▶ Work to do:
Spot each line in the records below where the word "approx" occurs, then copy it.

▶ Stored rows:
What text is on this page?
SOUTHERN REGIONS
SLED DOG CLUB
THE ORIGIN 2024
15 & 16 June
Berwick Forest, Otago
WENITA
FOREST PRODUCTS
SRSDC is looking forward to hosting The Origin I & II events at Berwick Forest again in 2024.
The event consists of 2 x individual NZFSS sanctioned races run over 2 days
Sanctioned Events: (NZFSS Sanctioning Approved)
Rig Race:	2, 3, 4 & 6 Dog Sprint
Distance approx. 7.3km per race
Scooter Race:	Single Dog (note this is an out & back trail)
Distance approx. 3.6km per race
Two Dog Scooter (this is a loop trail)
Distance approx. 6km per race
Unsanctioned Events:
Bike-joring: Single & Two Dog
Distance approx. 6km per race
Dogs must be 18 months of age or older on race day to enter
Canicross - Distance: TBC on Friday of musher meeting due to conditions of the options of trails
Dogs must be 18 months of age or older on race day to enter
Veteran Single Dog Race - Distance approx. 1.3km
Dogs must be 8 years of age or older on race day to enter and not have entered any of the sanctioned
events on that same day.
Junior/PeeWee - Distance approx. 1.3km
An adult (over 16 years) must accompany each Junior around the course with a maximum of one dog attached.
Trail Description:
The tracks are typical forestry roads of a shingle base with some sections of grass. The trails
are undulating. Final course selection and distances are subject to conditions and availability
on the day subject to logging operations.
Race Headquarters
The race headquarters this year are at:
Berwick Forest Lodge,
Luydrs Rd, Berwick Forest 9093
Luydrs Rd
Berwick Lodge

▶ Exercise result:
Distance approx. 7.3km per race
Distance approx. 3.6km per race
Distance approx. 6km per race
Distance approx. 6km per race
Veteran Single Dog Race - Distance approx. 1.3km
Junior/PeeWee - Distance approx. 1.3km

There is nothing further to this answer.